• Records to process:
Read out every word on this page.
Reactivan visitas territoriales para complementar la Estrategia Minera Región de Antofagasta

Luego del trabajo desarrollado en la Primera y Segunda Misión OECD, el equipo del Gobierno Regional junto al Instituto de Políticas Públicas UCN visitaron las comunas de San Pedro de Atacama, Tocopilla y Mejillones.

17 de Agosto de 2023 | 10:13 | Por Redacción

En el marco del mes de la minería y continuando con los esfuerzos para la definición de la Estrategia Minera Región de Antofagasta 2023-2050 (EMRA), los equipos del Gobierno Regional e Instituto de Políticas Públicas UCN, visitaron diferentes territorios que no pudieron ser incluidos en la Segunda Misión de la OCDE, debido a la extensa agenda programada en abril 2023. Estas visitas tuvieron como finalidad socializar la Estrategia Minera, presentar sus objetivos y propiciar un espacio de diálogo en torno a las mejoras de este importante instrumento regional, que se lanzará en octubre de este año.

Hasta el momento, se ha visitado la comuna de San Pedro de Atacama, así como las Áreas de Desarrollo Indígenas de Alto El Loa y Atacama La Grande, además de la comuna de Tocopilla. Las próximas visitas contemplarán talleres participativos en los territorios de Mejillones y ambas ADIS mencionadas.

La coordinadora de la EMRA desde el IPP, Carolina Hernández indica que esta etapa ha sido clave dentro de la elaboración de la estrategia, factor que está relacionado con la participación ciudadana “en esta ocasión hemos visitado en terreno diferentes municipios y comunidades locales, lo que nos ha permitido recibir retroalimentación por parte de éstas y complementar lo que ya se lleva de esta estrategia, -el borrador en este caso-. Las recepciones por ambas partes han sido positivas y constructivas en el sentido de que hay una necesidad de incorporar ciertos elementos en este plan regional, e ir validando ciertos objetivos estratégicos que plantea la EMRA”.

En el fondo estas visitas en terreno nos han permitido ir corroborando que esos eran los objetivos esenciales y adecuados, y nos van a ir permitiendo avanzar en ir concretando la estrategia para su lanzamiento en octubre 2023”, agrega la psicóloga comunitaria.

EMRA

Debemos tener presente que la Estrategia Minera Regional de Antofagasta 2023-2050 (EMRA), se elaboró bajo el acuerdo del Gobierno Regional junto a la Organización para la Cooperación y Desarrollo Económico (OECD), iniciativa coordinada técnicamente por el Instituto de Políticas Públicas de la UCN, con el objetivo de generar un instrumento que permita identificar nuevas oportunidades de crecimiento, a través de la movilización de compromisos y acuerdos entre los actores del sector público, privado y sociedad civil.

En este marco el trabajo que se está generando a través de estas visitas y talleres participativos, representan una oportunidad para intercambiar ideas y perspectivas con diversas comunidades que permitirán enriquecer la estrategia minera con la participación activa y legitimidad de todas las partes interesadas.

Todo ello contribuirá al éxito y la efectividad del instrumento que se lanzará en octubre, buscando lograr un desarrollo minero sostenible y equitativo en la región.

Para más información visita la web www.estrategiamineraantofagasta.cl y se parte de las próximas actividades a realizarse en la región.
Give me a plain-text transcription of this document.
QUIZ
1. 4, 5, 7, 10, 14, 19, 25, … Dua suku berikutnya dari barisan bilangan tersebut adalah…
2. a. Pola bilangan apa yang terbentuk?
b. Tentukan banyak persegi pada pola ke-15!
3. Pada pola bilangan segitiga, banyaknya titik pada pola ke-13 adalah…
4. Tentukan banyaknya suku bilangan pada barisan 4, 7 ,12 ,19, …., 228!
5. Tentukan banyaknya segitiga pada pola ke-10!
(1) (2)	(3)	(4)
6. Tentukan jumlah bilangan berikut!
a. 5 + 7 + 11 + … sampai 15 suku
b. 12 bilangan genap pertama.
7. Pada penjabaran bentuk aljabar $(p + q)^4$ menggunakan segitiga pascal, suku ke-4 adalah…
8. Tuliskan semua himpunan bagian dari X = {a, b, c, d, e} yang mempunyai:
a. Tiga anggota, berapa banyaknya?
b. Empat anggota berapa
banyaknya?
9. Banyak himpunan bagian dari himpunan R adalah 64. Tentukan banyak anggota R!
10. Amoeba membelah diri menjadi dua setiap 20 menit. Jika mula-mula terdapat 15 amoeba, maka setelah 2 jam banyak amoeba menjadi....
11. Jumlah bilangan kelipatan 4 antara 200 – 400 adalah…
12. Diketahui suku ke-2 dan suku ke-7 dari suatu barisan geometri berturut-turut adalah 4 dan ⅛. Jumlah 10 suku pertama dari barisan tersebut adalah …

• Stated task:
Your task is to repeat the data exactly, with nothing left out.

• Result for this task:
Read out every word on this page.
Reactivan visitas territoriales para complementar la Estrategia Minera Región de Antofagasta

Luego del trabajo desarrollado en la Primera y Segunda Misión OECD, el equipo del Gobierno Regional junto al Instituto de Políticas Públicas UCN visitaron las comunas de San Pedro de Atacama, Tocopilla y Mejillones.

17 de Agosto de 2023 | 10:13 | Por Redacción

En el marco del mes de la minería y continuando con los esfuerzos para la definición de la Estrategia Minera Región de Antofagasta 2023-2050 (EMRA), los equipos del Gobierno Regional e Instituto de Políticas Públicas UCN, visitaron diferentes territorios que no pudieron ser incluidos en la Segunda Misión de la OCDE, debido a la extensa agenda programada en abril 2023. Estas visitas tuvieron como finalidad socializar la Estrategia Minera, presentar sus objetivos y propiciar un espacio de diálogo en torno a las mejoras de este importante instrumento regional, que se lanzará en octubre de este año.

Hasta el momento, se ha visitado la comuna de San Pedro de Atacama, así como las Áreas de Desarrollo Indígenas de Alto El Loa y Atacama La Grande, además de la comuna de Tocopilla. Las próximas visitas contemplarán talleres participativos en los territorios de Mejillones y ambas ADIS mencionadas.

La coordinadora de la EMRA desde el IPP, Carolina Hernández indica que esta etapa ha sido clave dentro de la elaboración de la estrategia, factor que está relacionado con la participación ciudadana “en esta ocasión hemos visitado en terreno diferentes municipios y comunidades locales, lo que nos ha permitido recibir retroalimentación por parte de éstas y complementar lo que ya se lleva de esta estrategia, -el borrador en este caso-. Las recepciones por ambas partes han sido positivas y constructivas en el sentido de que hay una necesidad de incorporar ciertos elementos en este plan regional, e ir validando ciertos objetivos estratégicos que plantea la EMRA”.

En el fondo estas visitas en terreno nos han permitido ir corroborando que esos eran los objetivos esenciales y adecuados, y nos van a ir permitiendo avanzar en ir concretando la estrategia para su lanzamiento en octubre 2023”, agrega la psicóloga comunitaria.

EMRA

Debemos tener presente que la Estrategia Minera Regional de Antofagasta 2023-2050 (EMRA), se elaboró bajo el acuerdo del Gobierno Regional junto a la Organización para la Cooperación y Desarrollo Económico (OECD), iniciativa coordinada técnicamente por el Instituto de Políticas Públicas de la UCN, con el objetivo de generar un instrumento que permita identificar nuevas oportunidades de crecimiento, a través de la movilización de compromisos y acuerdos entre los actores del sector público, privado y sociedad civil.

En este marco el trabajo que se está generando a través de estas visitas y talleres participativos, representan una oportunidad para intercambiar ideas y perspectivas con diversas comunidades que permitirán enriquecer la estrategia minera con la participación activa y legitimidad de todas las partes interesadas.

Todo ello contribuirá al éxito y la efectividad del instrumento que se lanzará en octubre, buscando lograr un desarrollo minero sostenible y equitativo en la región.

Para más información visita la web www.estrategiamineraantofagasta.cl y se parte de las próximas actividades a realizarse en la región.
Give me a plain-text transcription of this document.
QUIZ
1. 4, 5, 7, 10, 14, 19, 25, … Dua suku berikutnya dari barisan bilangan tersebut adalah…
2. a. Pola bilangan apa yang terbentuk?
b. Tentukan banyak persegi pada pola ke-15!
3. Pada pola bilangan segitiga, banyaknya titik pada pola ke-13 adalah…
4. Tentukan banyaknya suku bilangan pada barisan 4, 7 ,12 ,19, …., 228!
5. Tentukan banyaknya segitiga pada pola ke-10!
(1) (2)	(3)	(4)
6. Tentukan jumlah bilangan berikut!
a. 5 + 7 + 11 + … sampai 15 suku
b. 12 bilangan genap pertama.
7. Pada penjabaran bentuk aljabar $(p + q)^4$ menggunakan segitiga pascal, suku ke-4 adalah…
8. Tuliskan semua himpunan bagian dari X = {a, b, c, d, e} yang mempunyai:
a. Tiga anggota, berapa banyaknya?
b. Empat anggota berapa
banyaknya?
9. Banyak himpunan bagian dari himpunan R adalah 64. Tentukan banyak anggota R!
10. Amoeba membelah diri menjadi dua setiap 20 menit. Jika mula-mula terdapat 15 amoeba, maka setelah 2 jam banyak amoeba menjadi....
11. Jumlah bilangan kelipatan 4 antara 200 – 400 adalah…
12. Diketahui suku ke-2 dan suku ke-7 dari suatu barisan geometri berturut-turut adalah 4 dan ⅛. Jumlah 10 suku pertama dari barisan tersebut adalah …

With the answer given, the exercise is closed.